**BRIEF**
Show every line of the records below that contains the word "Antal".

Lines of data:
········
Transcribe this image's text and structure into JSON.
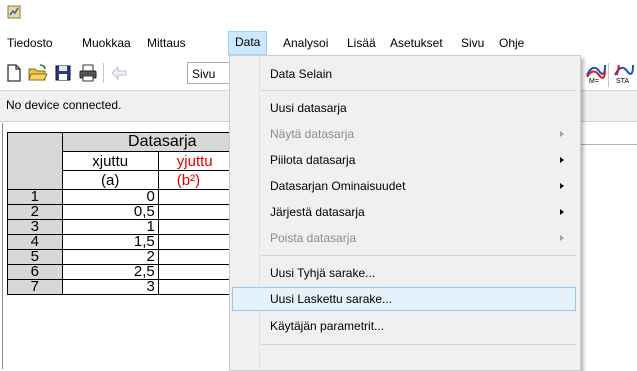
{
  "menu": {
    "items": [
      {
        "key": "tiedosto",
        "label": "Tiedosto"
      },
      {
        "key": "muokkaa",
        "label": "Muokkaa"
      },
      {
        "key": "mittaus",
        "label": "Mittaus"
      },
      {
        "key": "data",
        "label": "Data"
      },
      {
        "key": "analysoi",
        "label": "Analysoi"
      },
      {
        "key": "lisaa",
        "label": "Lisää"
      },
      {
        "key": "asetukset",
        "label": "Asetukset"
      },
      {
        "key": "sivu",
        "label": "Sivu"
      },
      {
        "key": "ohje",
        "label": "Ohje"
      }
    ],
    "open": "Data"
  },
  "toolbar": {
    "page_selector_value": "Sivu",
    "right_icon_labels": [
      "M=",
      "STA"
    ]
  },
  "status": {
    "text": "No device connected."
  },
  "table": {
    "group_header": "Datasarja",
    "columns": [
      {
        "name": "xjuttu",
        "unit": "(a)",
        "color": "#000000"
      },
      {
        "name": "yjuttu",
        "unit": "(b²)",
        "color": "#e00000"
      }
    ],
    "rows": [
      {
        "n": "1",
        "x": "0"
      },
      {
        "n": "2",
        "x": "0,5"
      },
      {
        "n": "3",
        "x": "1"
      },
      {
        "n": "4",
        "x": "1,5"
      },
      {
        "n": "5",
        "x": "2"
      },
      {
        "n": "6",
        "x": "2,5"
      },
      {
        "n": "7",
        "x": "3"
      }
    ]
  },
  "dropdown": {
    "items": [
      {
        "label": "Data Selain",
        "enabled": true,
        "submenu": false
      },
      {
        "label": "Uusi datasarja",
        "enabled": true,
        "submenu": false
      },
      {
        "label": "Näytä datasarja",
        "enabled": false,
        "submenu": true
      },
      {
        "label": "Piilota datasarja",
        "enabled": true,
        "submenu": true
      },
      {
        "label": "Datasarjan Ominaisuudet",
        "enabled": true,
        "submenu": true
      },
      {
        "label": "Järjestä datasarja",
        "enabled": true,
        "submenu": true
      },
      {
        "label": "Poista datasarja",
        "enabled": false,
        "submenu": true
      },
      {
        "label": "Uusi Tyhjä sarake...",
        "enabled": true,
        "submenu": false
      },
      {
        "label": "Uusi Laskettu sarake...",
        "enabled": true,
        "submenu": false,
        "highlighted": true
      },
      {
        "label": "Käytäjän parametrit...",
        "enabled": true,
        "submenu": false
      }
    ]
  },
  "colors": {
    "menu_open_bg": "#cce8ff",
    "highlight_bg": "#e5f1fb",
    "highlight_border": "#99c9ef",
    "disabled_text": "#8c8c8c",
    "y_column_text": "#e00000"
  }
}
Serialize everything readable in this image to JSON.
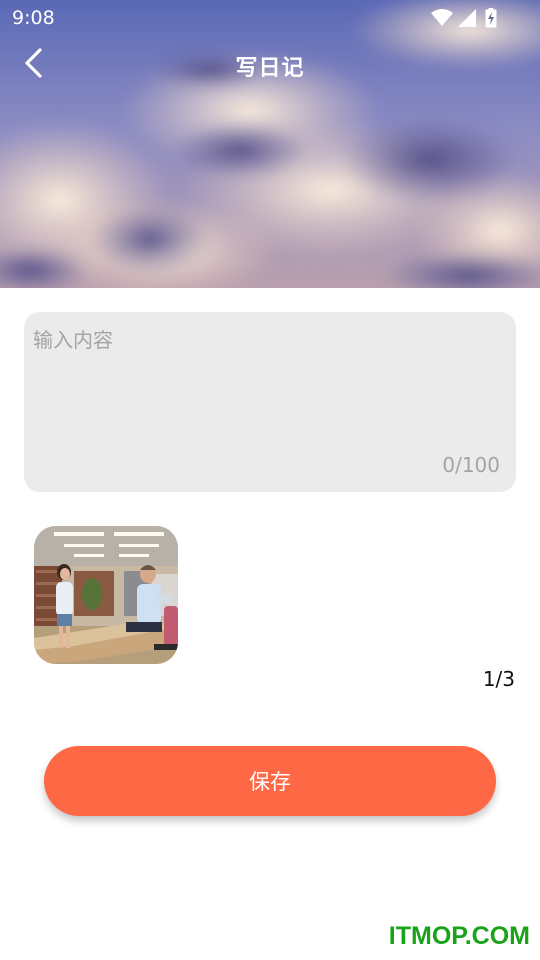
{
  "status_bar": {
    "time": "9:08",
    "icons": [
      "wifi-icon",
      "cellular-signal-icon",
      "battery-charging-icon"
    ]
  },
  "header": {
    "title": "写日记",
    "back_icon": "chevron-left-icon",
    "background": "sunset-clouds-photo"
  },
  "content": {
    "placeholder": "输入内容",
    "value": "",
    "counter": "0/100"
  },
  "photos": {
    "count_label": "1/3",
    "items": [
      "library-photo"
    ]
  },
  "actions": {
    "save_label": "保存"
  },
  "colors": {
    "accent": "#ff6845",
    "input_bg": "#ebebeb",
    "placeholder": "#a4a4a4",
    "watermark": "#19a319"
  },
  "watermark": "ITMOP.COM"
}
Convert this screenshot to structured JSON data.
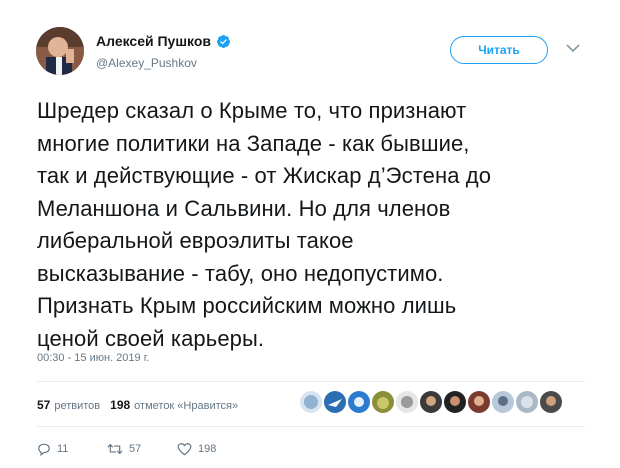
{
  "author": {
    "name": "Алексей Пушков",
    "handle": "@Alexey_Pushkov",
    "verified_color": "#1da1f2"
  },
  "follow_button": {
    "label": "Читать"
  },
  "tweet": {
    "lines": [
      "Шредер сказал о Крыме то, что признают",
      "многие политики на Западе - как бывшие,",
      "так и действующие - от Жискар д’Эстена до",
      "Меланшона и Сальвини. Но для членов",
      "либеральной евроэлиты такое",
      "высказывание - табу, оно недопустимо.",
      "Признать Крым российским можно лишь",
      "ценой своей карьеры."
    ],
    "timestamp": "00:30 - 15 июн. 2019 г."
  },
  "stats": {
    "retweets_count": "57",
    "retweets_label": "ретвитов",
    "likes_count": "198",
    "likes_label": "отметок «Нравится»"
  },
  "actions": {
    "replies": "11",
    "retweets": "57",
    "likes": "198"
  },
  "icons": [
    "verified-badge-icon",
    "chevron-down-icon",
    "reply-icon",
    "retweet-icon",
    "heart-icon"
  ],
  "colors": {
    "accent": "#1da1f2",
    "muted": "#657786",
    "text": "#14171a",
    "border": "#e6ecf0"
  }
}
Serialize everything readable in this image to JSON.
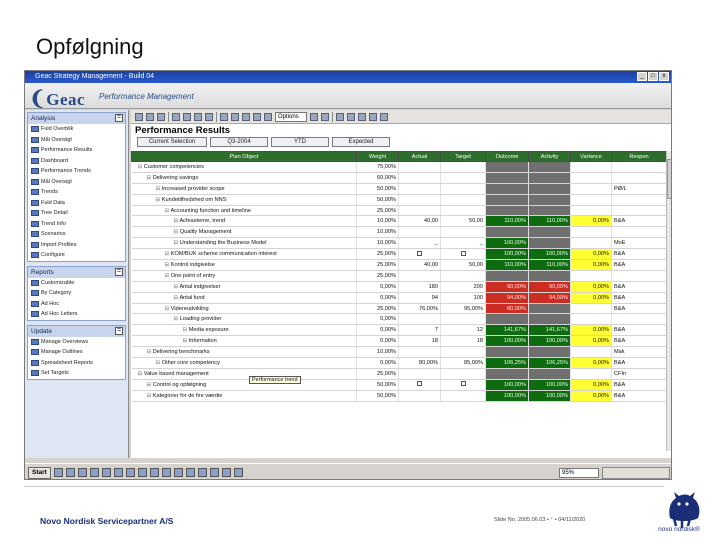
{
  "slide": {
    "title": "Opfølgning"
  },
  "app": {
    "window_title": "Geac Strategy Management - Build 04",
    "brand": "Geac",
    "brand_sub": "Performance Management",
    "window_buttons": [
      "_",
      "□",
      "x"
    ]
  },
  "sidebar": {
    "panels": [
      {
        "title": "Analysis",
        "toggle": "=",
        "items": [
          "Fuld Overblik",
          "Mål Oversigt",
          "Performance Results",
          "Dashboard",
          "Performance Trends",
          "Mål Oversigt",
          "Trends",
          "Fuld Data",
          "Tree Detail",
          "Trend Info",
          "Scenarios",
          "Import Profiles",
          "Configure"
        ]
      },
      {
        "title": "Reports",
        "toggle": "=",
        "items": [
          "Customizable",
          "By Category",
          "Ad Hoc",
          "Ad Hoc Letters"
        ]
      },
      {
        "title": "Update",
        "toggle": "=",
        "items": [
          "Manage Overviews",
          "Manage Outlines",
          "Spreadsheet Reports",
          "Set Targets"
        ]
      }
    ]
  },
  "toolbar": {
    "options_label": "Options",
    "zoom_label": ""
  },
  "main": {
    "heading": "Performance Results",
    "tabs": [
      "Current Selection",
      "Q3-2004",
      "YTD",
      "Expected"
    ]
  },
  "grid": {
    "columns": [
      "Plan Object",
      "Weight",
      "Actual",
      "Target",
      "Outcome",
      "Activity",
      "Variance",
      "Respon"
    ],
    "rows": [
      {
        "indent": 0,
        "name": "Customer competencies",
        "weight": "75,00%",
        "actual": "",
        "target": "",
        "outcome": "",
        "activity": "",
        "variance": "",
        "resp": "",
        "o": "grey",
        "a": "grey",
        "v": "none"
      },
      {
        "indent": 1,
        "name": "Delivering savings",
        "weight": "60,00%",
        "actual": "",
        "target": "",
        "outcome": "",
        "activity": "",
        "variance": "",
        "resp": "",
        "o": "grey",
        "a": "grey",
        "v": "none"
      },
      {
        "indent": 2,
        "name": "Increased provider scope",
        "weight": "50,00%",
        "actual": "",
        "target": "",
        "outcome": "",
        "activity": "",
        "variance": "",
        "resp": "PØ/L",
        "o": "grey",
        "a": "grey",
        "v": "none"
      },
      {
        "indent": 2,
        "name": "Kundetilfredshed om NNS",
        "weight": "50,00%",
        "actual": "",
        "target": "",
        "outcome": "",
        "activity": "",
        "variance": "",
        "resp": "",
        "o": "grey",
        "a": "grey",
        "v": "none"
      },
      {
        "indent": 3,
        "name": "Accounting function and timeline",
        "weight": "25,00%",
        "actual": "",
        "target": "",
        "outcome": "",
        "activity": "",
        "variance": "",
        "resp": "",
        "o": "grey",
        "a": "grey",
        "v": "none"
      },
      {
        "indent": 4,
        "name": "Acfeasterne, trend",
        "weight": "10,00%",
        "actual": "40,00",
        "target": "50,00",
        "outcome": "110,00%",
        "activity": "110,00%",
        "variance": "0,00%",
        "resp": "B&A",
        "o": "green",
        "a": "green",
        "v": "yellow"
      },
      {
        "indent": 4,
        "name": "Quality Management",
        "weight": "10,00%",
        "actual": "",
        "target": "",
        "outcome": "",
        "activity": "",
        "variance": "",
        "resp": "",
        "o": "grey",
        "a": "grey",
        "v": "none"
      },
      {
        "indent": 4,
        "name": "Understanding the Business Model",
        "weight": "10,00%",
        "actual": "_",
        "target": "_",
        "outcome": "100,00%",
        "activity": "",
        "variance": "",
        "resp": "MoE",
        "o": "green",
        "a": "grey",
        "v": "none"
      },
      {
        "indent": 3,
        "name": "KOM/BUK scheme communication interest",
        "weight": "25,00%",
        "actual": "chk",
        "target": "chk",
        "outcome": "100,00%",
        "activity": "100,00%",
        "variance": "0,00%",
        "resp": "B&A",
        "o": "green",
        "a": "green",
        "v": "yellow"
      },
      {
        "indent": 3,
        "name": "Kontrol indgivelse",
        "weight": "25,00%",
        "actual": "40,00",
        "target": "50,00",
        "outcome": "110,00%",
        "activity": "110,00%",
        "variance": "0,00%",
        "resp": "B&A",
        "o": "green",
        "a": "green",
        "v": "yellow"
      },
      {
        "indent": 3,
        "name": "One point of entry",
        "weight": "25,00%",
        "actual": "",
        "target": "",
        "outcome": "",
        "activity": "",
        "variance": "",
        "resp": "",
        "o": "grey",
        "a": "grey",
        "v": "none"
      },
      {
        "indent": 4,
        "name": "Antal indgivelser",
        "weight": "0,00%",
        "actual": "180",
        "target": "200",
        "outcome": "90,00%",
        "activity": "90,00%",
        "variance": "0,00%",
        "resp": "B&A",
        "o": "red",
        "a": "red",
        "v": "yellow"
      },
      {
        "indent": 4,
        "name": "Antal fund",
        "weight": "0,00%",
        "actual": "94",
        "target": "100",
        "outcome": "94,00%",
        "activity": "94,00%",
        "variance": "0,00%",
        "resp": "B&A",
        "o": "red",
        "a": "red",
        "v": "yellow"
      },
      {
        "indent": 3,
        "name": "Videreudvikling",
        "weight": "25,00%",
        "actual": "76,00%",
        "target": "95,00%",
        "outcome": "80,00%",
        "activity": "",
        "variance": "",
        "resp": "B&A",
        "o": "red",
        "a": "grey",
        "v": "none"
      },
      {
        "indent": 4,
        "name": "Loading provider",
        "weight": "0,00%",
        "actual": "",
        "target": "",
        "outcome": "",
        "activity": "",
        "variance": "",
        "resp": "",
        "o": "grey",
        "a": "grey",
        "v": "none"
      },
      {
        "indent": 5,
        "name": "Media exposure",
        "weight": "0,00%",
        "actual": "7",
        "target": "12",
        "outcome": "141,67%",
        "activity": "141,67%",
        "variance": "0,00%",
        "resp": "B&A",
        "o": "green",
        "a": "green",
        "v": "yellow"
      },
      {
        "indent": 5,
        "name": "Information",
        "weight": "0,00%",
        "actual": "18",
        "target": "18",
        "outcome": "100,00%",
        "activity": "100,00%",
        "variance": "0,00%",
        "resp": "B&A",
        "o": "green",
        "a": "green",
        "v": "yellow"
      },
      {
        "indent": 1,
        "name": "Delivering benchmarks",
        "weight": "10,00%",
        "actual": "",
        "target": "",
        "outcome": "",
        "activity": "",
        "variance": "",
        "resp": "Mak",
        "o": "grey",
        "a": "grey",
        "v": "none"
      },
      {
        "indent": 2,
        "name": "Other core competency",
        "weight": "0,00%",
        "actual": "80,00%",
        "target": "85,00%",
        "outcome": "106,25%",
        "activity": "106,25%",
        "variance": "0,00%",
        "resp": "B&A",
        "o": "green",
        "a": "green",
        "v": "yellow"
      },
      {
        "indent": 0,
        "name": "Value based management",
        "weight": "25,00%",
        "actual": "",
        "target": "",
        "outcome": "",
        "activity": "",
        "variance": "",
        "resp": "CFIn",
        "o": "grey",
        "a": "grey",
        "v": "none"
      },
      {
        "indent": 1,
        "name": "Control og opfølgning",
        "weight": "50,00%",
        "actual": "chk",
        "target": "chk",
        "outcome": "100,00%",
        "activity": "100,00%",
        "variance": "0,00%",
        "resp": "B&A",
        "o": "green",
        "a": "green",
        "v": "yellow"
      },
      {
        "indent": 1,
        "name": "Kategorier for de fire værdie",
        "weight": "50,00%",
        "actual": "",
        "target": "",
        "outcome": "100,00%",
        "activity": "100,00%",
        "variance": "0,00%",
        "resp": "B&A",
        "o": "green",
        "a": "green",
        "v": "yellow"
      }
    ],
    "tooltip": "Performance trend"
  },
  "taskbar": {
    "start": "Start",
    "zoom": "95%",
    "clock": ""
  },
  "footer": {
    "brand": "Novo Nordisk Servicepartner A/S",
    "info": "Slide No. 2005.06.03  •  ⁺  •  04/11/2020",
    "logo_text": "novo nordisk®"
  },
  "colors": {
    "outcome_good": "#0f6b0f",
    "outcome_bad": "#cc2d23",
    "variance": "#ffff33",
    "header_green": "#2d6e2d",
    "brand_blue": "#1b2e78"
  }
}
········
**WORKED SOLUTION**
        "name": "Antal indgivelser",
        "name": "Antal fund",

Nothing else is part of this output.